== SUPPLIED MATERIAL

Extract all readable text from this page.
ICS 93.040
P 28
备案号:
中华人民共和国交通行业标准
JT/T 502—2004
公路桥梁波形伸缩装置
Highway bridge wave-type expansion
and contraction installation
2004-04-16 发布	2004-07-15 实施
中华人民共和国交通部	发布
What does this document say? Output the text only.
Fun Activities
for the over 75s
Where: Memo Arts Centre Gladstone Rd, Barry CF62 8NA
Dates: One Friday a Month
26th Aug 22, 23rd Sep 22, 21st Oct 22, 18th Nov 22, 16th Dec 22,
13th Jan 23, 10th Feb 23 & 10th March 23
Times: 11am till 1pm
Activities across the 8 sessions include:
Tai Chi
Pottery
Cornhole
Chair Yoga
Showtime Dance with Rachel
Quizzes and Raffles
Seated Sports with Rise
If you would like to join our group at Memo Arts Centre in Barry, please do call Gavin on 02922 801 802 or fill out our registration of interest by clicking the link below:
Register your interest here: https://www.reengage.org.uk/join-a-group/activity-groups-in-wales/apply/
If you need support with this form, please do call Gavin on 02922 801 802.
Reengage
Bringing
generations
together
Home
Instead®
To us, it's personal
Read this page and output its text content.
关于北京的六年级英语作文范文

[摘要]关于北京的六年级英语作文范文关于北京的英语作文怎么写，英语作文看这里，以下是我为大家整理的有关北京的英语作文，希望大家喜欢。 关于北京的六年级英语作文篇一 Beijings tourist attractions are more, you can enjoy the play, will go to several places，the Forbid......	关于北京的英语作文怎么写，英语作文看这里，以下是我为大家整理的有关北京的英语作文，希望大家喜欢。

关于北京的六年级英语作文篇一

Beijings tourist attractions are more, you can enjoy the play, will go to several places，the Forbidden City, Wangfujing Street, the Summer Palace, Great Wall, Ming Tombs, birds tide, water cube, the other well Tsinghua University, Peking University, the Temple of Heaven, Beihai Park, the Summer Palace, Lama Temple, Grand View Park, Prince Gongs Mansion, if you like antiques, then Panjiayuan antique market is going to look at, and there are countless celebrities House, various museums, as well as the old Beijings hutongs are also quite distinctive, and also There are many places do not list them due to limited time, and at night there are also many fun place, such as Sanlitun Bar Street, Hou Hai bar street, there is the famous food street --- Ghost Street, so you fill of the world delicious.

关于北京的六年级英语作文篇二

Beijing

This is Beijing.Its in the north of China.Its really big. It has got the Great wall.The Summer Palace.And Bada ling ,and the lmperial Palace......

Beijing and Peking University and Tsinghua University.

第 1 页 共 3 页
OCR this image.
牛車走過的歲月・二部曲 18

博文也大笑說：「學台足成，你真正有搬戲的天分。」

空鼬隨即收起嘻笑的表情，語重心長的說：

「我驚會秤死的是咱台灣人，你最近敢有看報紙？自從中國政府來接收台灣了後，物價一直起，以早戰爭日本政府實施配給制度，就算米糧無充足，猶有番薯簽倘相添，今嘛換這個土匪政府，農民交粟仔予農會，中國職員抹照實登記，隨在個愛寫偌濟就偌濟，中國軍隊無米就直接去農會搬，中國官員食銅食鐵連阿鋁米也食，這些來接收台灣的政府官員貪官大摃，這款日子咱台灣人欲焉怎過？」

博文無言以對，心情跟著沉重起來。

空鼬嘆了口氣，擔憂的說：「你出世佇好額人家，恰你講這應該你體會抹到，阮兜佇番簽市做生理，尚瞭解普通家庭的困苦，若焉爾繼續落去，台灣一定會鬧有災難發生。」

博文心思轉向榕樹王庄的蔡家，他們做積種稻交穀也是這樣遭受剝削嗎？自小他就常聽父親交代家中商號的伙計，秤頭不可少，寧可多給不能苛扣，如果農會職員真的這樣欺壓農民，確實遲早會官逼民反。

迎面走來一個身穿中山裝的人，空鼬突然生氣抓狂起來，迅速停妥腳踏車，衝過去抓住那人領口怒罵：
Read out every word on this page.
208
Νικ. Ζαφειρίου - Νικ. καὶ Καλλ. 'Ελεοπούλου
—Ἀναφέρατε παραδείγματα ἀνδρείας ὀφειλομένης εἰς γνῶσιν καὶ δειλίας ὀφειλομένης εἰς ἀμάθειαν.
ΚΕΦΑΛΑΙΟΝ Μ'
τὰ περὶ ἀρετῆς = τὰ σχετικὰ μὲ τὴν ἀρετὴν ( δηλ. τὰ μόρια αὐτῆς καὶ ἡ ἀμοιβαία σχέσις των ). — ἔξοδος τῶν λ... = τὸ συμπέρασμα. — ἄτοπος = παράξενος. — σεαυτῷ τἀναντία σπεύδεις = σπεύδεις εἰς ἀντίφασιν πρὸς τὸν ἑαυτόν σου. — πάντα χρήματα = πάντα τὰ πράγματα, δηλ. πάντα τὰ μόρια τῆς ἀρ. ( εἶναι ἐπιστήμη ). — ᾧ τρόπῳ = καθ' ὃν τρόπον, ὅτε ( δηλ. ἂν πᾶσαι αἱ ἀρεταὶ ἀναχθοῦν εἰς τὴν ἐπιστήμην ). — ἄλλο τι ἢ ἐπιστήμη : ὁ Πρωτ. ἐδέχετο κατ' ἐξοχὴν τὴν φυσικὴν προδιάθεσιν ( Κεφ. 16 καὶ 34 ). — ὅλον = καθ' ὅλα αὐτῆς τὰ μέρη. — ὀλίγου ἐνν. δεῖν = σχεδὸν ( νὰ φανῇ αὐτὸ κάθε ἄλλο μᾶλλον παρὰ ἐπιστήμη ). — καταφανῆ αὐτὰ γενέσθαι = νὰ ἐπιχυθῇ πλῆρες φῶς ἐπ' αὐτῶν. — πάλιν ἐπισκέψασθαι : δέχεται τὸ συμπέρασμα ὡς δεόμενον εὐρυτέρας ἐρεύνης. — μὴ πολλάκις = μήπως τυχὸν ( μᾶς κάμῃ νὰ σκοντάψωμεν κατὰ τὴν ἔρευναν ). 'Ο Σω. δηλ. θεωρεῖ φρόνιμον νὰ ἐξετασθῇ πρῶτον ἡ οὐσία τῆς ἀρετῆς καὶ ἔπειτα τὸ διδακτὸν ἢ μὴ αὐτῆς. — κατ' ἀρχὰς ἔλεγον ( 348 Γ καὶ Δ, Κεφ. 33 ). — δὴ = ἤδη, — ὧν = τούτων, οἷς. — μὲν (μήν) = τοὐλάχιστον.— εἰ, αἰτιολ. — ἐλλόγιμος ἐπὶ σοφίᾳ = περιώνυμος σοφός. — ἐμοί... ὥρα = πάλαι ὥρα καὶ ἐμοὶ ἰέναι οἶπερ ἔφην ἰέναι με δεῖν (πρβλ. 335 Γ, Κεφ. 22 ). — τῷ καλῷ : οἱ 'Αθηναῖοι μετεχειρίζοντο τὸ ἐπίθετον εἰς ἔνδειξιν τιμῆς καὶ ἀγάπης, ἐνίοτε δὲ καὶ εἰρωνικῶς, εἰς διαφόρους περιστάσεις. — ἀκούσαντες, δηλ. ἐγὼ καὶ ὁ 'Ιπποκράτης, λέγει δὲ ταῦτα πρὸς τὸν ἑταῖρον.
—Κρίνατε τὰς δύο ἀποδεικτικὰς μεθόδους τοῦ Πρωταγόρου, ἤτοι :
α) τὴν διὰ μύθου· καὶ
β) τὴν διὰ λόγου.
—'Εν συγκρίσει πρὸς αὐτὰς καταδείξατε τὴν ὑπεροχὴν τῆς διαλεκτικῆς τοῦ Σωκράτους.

====

*REQUIREMENTS:*
Write out the entries above word for word.

*TASK RESULT:*
Extract all readable text from this page.
ICS 93.040
P 28
备案号:
中华人民共和国交通行业标准
JT/T 502—2004
公路桥梁波形伸缩装置
Highway bridge wave-type expansion
and contraction installation
2004-04-16 发布	2004-07-15 实施
中华人民共和国交通部	发布
What does this document say? Output the text only.
Fun Activities
for the over 75s
Where: Memo Arts Centre Gladstone Rd, Barry CF62 8NA
Dates: One Friday a Month
26th Aug 22, 23rd Sep 22, 21st Oct 22, 18th Nov 22, 16th Dec 22,
13th Jan 23, 10th Feb 23 & 10th March 23
Times: 11am till 1pm
Activities across the 8 sessions include:
Tai Chi
Pottery
Cornhole
Chair Yoga
Showtime Dance with Rachel
Quizzes and Raffles
Seated Sports with Rise
If you would like to join our group at Memo Arts Centre in Barry, please do call Gavin on 02922 801 802 or fill out our registration of interest by clicking the link below:
Register your interest here: https://www.reengage.org.uk/join-a-group/activity-groups-in-wales/apply/
If you need support with this form, please do call Gavin on 02922 801 802.
Reengage
Bringing
generations
together
Home
Instead®
To us, it's personal
Read this page and output its text content.
关于北京的六年级英语作文范文

[摘要]关于北京的六年级英语作文范文关于北京的英语作文怎么写，英语作文看这里，以下是我为大家整理的有关北京的英语作文，希望大家喜欢。 关于北京的六年级英语作文篇一 Beijings tourist attractions are more, you can enjoy the play, will go to several places，the Forbid......	关于北京的英语作文怎么写，英语作文看这里，以下是我为大家整理的有关北京的英语作文，希望大家喜欢。

关于北京的六年级英语作文篇一

Beijings tourist attractions are more, you can enjoy the play, will go to several places，the Forbidden City, Wangfujing Street, the Summer Palace, Great Wall, Ming Tombs, birds tide, water cube, the other well Tsinghua University, Peking University, the Temple of Heaven, Beihai Park, the Summer Palace, Lama Temple, Grand View Park, Prince Gongs Mansion, if you like antiques, then Panjiayuan antique market is going to look at, and there are countless celebrities House, various museums, as well as the old Beijings hutongs are also quite distinctive, and also There are many places do not list them due to limited time, and at night there are also many fun place, such as Sanlitun Bar Street, Hou Hai bar street, there is the famous food street --- Ghost Street, so you fill of the world delicious.

关于北京的六年级英语作文篇二

Beijing

This is Beijing.Its in the north of China.Its really big. It has got the Great wall.The Summer Palace.And Bada ling ,and the lmperial Palace......

Beijing and Peking University and Tsinghua University.

第 1 页 共 3 页
OCR this image.
牛車走過的歲月・二部曲 18

博文也大笑說：「學台足成，你真正有搬戲的天分。」

空鼬隨即收起嘻笑的表情，語重心長的說：

「我驚會秤死的是咱台灣人，你最近敢有看報紙？自從中國政府來接收台灣了後，物價一直起，以早戰爭日本政府實施配給制度，就算米糧無充足，猶有番薯簽倘相添，今嘛換這個土匪政府，農民交粟仔予農會，中國職員抹照實登記，隨在個愛寫偌濟就偌濟，中國軍隊無米就直接去農會搬，中國官員食銅食鐵連阿鋁米也食，這些來接收台灣的政府官員貪官大摃，這款日子咱台灣人欲焉怎過？」

博文無言以對，心情跟著沉重起來。

空鼬嘆了口氣，擔憂的說：「你出世佇好額人家，恰你講這應該你體會抹到，阮兜佇番簽市做生理，尚瞭解普通家庭的困苦，若焉爾繼續落去，台灣一定會鬧有災難發生。」

博文心思轉向榕樹王庄的蔡家，他們做積種稻交穀也是這樣遭受剝削嗎？自小他就常聽父親交代家中商號的伙計，秤頭不可少，寧可多給不能苛扣，如果農會職員真的這樣欺壓農民，確實遲早會官逼民反。

迎面走來一個身穿中山裝的人，空鼬突然生氣抓狂起來，迅速停妥腳踏車，衝過去抓住那人領口怒罵：
Read out every word on this page.
208
Νικ. Ζαφειρίου - Νικ. καὶ Καλλ. 'Ελεοπούλου
—Ἀναφέρατε παραδείγματα ἀνδρείας ὀφειλομένης εἰς γνῶσιν καὶ δειλίας ὀφειλομένης εἰς ἀμάθειαν.
ΚΕΦΑΛΑΙΟΝ Μ'
τὰ περὶ ἀρετῆς = τὰ σχετικὰ μὲ τὴν ἀρετὴν ( δηλ. τὰ μόρια αὐτῆς καὶ ἡ ἀμοιβαία σχέσις των ). — ἔξοδος τῶν λ... = τὸ συμπέρασμα. — ἄτοπος = παράξενος. — σεαυτῷ τἀναντία σπεύδεις = σπεύδεις εἰς ἀντίφασιν πρὸς τὸν ἑαυτόν σου. — πάντα χρήματα = πάντα τὰ πράγματα, δηλ. πάντα τὰ μόρια τῆς ἀρ. ( εἶναι ἐπιστήμη ). — ᾧ τρόπῳ = καθ' ὃν τρόπον, ὅτε ( δηλ. ἂν πᾶσαι αἱ ἀρεταὶ ἀναχθοῦν εἰς τὴν ἐπιστήμην ). — ἄλλο τι ἢ ἐπιστήμη : ὁ Πρωτ. ἐδέχετο κατ' ἐξοχὴν τὴν φυσικὴν προδιάθεσιν ( Κεφ. 16 καὶ 34 ). — ὅλον = καθ' ὅλα αὐτῆς τὰ μέρη. — ὀλίγου ἐνν. δεῖν = σχεδὸν ( νὰ φανῇ αὐτὸ κάθε ἄλλο μᾶλλον παρὰ ἐπιστήμη ). — καταφανῆ αὐτὰ γενέσθαι = νὰ ἐπιχυθῇ πλῆρες φῶς ἐπ' αὐτῶν. — πάλιν ἐπισκέψασθαι : δέχεται τὸ συμπέρασμα ὡς δεόμενον εὐρυτέρας ἐρεύνης. — μὴ πολλάκις = μήπως τυχὸν ( μᾶς κάμῃ νὰ σκοντάψωμεν κατὰ τὴν ἔρευναν ). 'Ο Σω. δηλ. θεωρεῖ φρόνιμον νὰ ἐξετασθῇ πρῶτον ἡ οὐσία τῆς ἀρετῆς καὶ ἔπειτα τὸ διδακτὸν ἢ μὴ αὐτῆς. — κατ' ἀρχὰς ἔλεγον ( 348 Γ καὶ Δ, Κεφ. 33 ). — δὴ = ἤδη, — ὧν = τούτων, οἷς. — μὲν (μήν) = τοὐλάχιστον.— εἰ, αἰτιολ. — ἐλλόγιμος ἐπὶ σοφίᾳ = περιώνυμος σοφός. — ἐμοί... ὥρα = πάλαι ὥρα καὶ ἐμοὶ ἰέναι οἶπερ ἔφην ἰέναι με δεῖν (πρβλ. 335 Γ, Κεφ. 22 ). — τῷ καλῷ : οἱ 'Αθηναῖοι μετεχειρίζοντο τὸ ἐπίθετον εἰς ἔνδειξιν τιμῆς καὶ ἀγάπης, ἐνίοτε δὲ καὶ εἰρωνικῶς, εἰς διαφόρους περιστάσεις. — ἀκούσαντες, δηλ. ἐγὼ καὶ ὁ 'Ιπποκράτης, λέγει δὲ ταῦτα πρὸς τὸν ἑταῖρον.
—Κρίνατε τὰς δύο ἀποδεικτικὰς μεθόδους τοῦ Πρωταγόρου, ἤτοι :
α) τὴν διὰ μύθου· καὶ
β) τὴν διὰ λόγου.
—'Εν συγκρίσει πρὸς αὐτὰς καταδείξατε τὴν ὑπεροχὴν τῆς διαλεκτικῆς τοῦ Σωκράτους.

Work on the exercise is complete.